▶ _Set task_
Find how many lines in the material contain "name"; your answer should be that number alone.

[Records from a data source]
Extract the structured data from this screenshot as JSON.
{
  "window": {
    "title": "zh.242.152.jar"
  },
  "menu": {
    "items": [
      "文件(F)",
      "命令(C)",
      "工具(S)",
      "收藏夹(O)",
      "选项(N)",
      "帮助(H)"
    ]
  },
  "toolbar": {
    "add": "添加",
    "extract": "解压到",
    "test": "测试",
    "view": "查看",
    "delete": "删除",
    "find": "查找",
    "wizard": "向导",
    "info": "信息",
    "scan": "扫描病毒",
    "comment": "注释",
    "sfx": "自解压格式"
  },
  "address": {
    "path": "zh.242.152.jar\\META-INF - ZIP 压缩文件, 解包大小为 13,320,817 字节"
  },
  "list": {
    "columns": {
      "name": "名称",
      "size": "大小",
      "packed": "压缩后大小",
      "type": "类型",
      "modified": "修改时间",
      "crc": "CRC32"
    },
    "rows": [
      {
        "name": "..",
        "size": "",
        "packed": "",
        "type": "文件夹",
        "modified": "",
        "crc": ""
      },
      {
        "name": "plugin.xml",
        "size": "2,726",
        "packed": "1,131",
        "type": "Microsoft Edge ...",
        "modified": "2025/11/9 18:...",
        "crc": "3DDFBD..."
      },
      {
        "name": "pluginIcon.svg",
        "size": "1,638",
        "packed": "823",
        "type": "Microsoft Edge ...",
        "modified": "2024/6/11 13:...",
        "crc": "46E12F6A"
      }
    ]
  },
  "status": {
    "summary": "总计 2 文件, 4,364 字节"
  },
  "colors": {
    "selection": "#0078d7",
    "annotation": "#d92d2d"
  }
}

▶ _Output below_
4